» TASK DETAILS: Give back, word for word, the lines of the listing below, starting at the line containing "i need the location" and ending at the line containing "year-label: 2024 [84,162,118,182]". Include both of those lines.

[Start]

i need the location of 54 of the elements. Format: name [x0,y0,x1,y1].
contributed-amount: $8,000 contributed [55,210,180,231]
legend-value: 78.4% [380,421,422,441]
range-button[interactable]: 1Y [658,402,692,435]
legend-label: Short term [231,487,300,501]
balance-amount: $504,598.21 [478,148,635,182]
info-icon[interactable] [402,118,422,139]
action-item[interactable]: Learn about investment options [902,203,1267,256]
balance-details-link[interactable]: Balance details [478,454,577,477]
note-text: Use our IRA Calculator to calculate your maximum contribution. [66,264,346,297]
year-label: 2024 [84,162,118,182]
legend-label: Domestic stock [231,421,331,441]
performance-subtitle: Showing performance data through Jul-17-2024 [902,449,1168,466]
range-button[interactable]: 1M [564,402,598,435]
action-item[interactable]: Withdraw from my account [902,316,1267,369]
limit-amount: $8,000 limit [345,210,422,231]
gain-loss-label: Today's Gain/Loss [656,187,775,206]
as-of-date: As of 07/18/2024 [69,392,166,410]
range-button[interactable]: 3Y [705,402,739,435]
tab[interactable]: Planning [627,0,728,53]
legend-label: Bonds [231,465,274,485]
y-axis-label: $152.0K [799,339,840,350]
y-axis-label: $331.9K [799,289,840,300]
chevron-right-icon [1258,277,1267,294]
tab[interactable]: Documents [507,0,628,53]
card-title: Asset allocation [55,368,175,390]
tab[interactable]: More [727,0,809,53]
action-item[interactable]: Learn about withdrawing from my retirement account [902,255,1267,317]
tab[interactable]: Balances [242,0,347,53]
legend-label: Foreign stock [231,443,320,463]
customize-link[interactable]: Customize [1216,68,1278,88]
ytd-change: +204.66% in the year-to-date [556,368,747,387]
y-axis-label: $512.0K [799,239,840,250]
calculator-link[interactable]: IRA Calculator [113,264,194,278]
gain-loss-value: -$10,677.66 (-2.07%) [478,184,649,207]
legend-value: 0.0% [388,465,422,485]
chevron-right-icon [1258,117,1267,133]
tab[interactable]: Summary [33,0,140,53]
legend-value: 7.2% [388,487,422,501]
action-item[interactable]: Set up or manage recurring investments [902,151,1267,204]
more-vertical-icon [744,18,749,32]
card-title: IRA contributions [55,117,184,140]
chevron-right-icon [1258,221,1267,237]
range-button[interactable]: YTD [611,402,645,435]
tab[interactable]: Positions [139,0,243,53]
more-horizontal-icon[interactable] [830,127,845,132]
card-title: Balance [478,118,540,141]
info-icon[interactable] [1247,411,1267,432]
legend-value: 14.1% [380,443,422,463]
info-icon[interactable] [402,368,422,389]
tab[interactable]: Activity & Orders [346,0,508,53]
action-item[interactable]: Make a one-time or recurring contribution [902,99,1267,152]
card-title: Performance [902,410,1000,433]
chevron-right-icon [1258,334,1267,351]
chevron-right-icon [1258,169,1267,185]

[End]
[Start]

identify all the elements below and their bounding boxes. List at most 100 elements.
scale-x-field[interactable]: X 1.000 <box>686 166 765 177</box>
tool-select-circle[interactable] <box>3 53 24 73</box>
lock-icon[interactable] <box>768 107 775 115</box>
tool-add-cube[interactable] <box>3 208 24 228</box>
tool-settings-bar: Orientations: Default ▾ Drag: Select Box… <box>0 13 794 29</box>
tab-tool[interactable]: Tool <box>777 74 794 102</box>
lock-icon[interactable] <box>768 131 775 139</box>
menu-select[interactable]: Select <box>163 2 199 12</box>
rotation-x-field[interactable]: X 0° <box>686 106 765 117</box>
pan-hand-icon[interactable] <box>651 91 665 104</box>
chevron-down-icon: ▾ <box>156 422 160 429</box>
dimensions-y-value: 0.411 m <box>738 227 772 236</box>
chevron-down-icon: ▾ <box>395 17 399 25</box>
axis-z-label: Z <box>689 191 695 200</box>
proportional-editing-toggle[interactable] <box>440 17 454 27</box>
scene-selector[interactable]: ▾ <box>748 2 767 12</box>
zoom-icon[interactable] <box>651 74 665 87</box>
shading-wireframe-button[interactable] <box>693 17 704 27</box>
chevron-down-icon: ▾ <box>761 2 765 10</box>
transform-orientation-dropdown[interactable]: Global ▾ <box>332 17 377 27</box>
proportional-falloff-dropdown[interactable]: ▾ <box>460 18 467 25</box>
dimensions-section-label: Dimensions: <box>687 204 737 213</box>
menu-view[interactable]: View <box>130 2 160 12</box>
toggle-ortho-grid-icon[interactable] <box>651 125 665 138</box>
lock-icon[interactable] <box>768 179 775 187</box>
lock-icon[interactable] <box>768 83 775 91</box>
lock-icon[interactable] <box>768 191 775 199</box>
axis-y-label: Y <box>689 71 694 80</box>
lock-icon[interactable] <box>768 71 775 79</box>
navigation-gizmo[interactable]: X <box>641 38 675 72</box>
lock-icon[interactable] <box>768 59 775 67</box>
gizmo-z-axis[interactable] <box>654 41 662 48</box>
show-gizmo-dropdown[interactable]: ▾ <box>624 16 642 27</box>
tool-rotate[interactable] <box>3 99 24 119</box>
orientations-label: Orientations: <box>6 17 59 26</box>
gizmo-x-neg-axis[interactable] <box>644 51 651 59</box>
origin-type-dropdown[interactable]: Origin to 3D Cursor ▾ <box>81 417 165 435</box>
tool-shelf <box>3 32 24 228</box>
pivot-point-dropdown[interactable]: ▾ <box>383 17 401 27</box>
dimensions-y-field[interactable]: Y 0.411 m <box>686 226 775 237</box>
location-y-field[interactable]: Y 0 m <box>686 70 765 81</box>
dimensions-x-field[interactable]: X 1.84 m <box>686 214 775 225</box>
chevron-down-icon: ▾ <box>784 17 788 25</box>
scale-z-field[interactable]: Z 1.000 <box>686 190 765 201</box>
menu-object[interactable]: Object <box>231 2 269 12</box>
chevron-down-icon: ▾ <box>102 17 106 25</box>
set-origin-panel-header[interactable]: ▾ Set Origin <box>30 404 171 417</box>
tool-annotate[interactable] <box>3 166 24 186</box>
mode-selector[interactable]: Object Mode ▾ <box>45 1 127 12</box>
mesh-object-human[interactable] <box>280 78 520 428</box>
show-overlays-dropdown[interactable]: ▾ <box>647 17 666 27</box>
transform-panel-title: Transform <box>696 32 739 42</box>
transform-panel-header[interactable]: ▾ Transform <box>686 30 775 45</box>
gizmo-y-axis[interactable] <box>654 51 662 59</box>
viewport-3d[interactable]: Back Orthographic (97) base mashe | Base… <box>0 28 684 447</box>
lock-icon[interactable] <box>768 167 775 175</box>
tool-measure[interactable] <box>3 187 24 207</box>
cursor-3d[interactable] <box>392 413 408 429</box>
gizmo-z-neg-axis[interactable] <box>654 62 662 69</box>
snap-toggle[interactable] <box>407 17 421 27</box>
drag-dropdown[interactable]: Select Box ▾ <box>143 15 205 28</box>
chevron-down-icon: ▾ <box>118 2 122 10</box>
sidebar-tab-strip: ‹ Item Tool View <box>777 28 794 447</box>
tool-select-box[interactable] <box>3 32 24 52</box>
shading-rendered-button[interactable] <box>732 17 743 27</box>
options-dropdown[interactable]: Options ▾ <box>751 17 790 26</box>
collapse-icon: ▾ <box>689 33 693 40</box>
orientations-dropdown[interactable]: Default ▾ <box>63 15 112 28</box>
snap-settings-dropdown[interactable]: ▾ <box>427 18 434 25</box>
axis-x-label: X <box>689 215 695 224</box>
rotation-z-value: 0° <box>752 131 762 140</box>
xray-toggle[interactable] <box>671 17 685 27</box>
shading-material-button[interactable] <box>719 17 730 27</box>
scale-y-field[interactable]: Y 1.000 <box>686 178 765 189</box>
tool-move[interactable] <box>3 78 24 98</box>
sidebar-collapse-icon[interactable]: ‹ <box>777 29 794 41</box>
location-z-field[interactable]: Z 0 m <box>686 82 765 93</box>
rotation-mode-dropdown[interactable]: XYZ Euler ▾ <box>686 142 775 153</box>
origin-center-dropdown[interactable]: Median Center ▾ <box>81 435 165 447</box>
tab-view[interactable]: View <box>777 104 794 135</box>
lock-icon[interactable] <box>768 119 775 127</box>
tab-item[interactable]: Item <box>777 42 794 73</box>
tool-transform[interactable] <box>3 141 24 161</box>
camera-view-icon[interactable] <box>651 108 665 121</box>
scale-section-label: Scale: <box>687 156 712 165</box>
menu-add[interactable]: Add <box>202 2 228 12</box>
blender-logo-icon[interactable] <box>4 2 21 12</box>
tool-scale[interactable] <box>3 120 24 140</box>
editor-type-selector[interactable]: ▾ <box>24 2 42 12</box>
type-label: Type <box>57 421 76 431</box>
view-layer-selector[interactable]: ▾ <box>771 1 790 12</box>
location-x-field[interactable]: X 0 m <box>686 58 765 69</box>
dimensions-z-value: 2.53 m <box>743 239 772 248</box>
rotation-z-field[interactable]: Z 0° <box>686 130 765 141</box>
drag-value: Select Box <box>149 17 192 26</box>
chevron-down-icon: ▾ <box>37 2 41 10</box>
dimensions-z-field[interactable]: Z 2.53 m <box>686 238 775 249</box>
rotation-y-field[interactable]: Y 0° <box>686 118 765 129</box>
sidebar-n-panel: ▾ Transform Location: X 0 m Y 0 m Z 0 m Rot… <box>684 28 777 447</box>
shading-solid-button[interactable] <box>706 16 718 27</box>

[End]

» RESPONSE:
i need the location of 54 of the elements. Format: name [x0,y0,x1,y1].
contributed-amount: $8,000 contributed [55,210,180,231]
legend-value: 78.4% [380,421,422,441]
range-button[interactable]: 1Y [658,402,692,435]
legend-label: Short term [231,487,300,501]
balance-amount: $504,598.21 [478,148,635,182]
info-icon[interactable] [402,118,422,139]
action-item[interactable]: Learn about investment options [902,203,1267,256]
balance-details-link[interactable]: Balance details [478,454,577,477]
note-text: Use our IRA Calculator to calculate your maximum contribution. [66,264,346,297]
year-label: 2024 [84,162,118,182]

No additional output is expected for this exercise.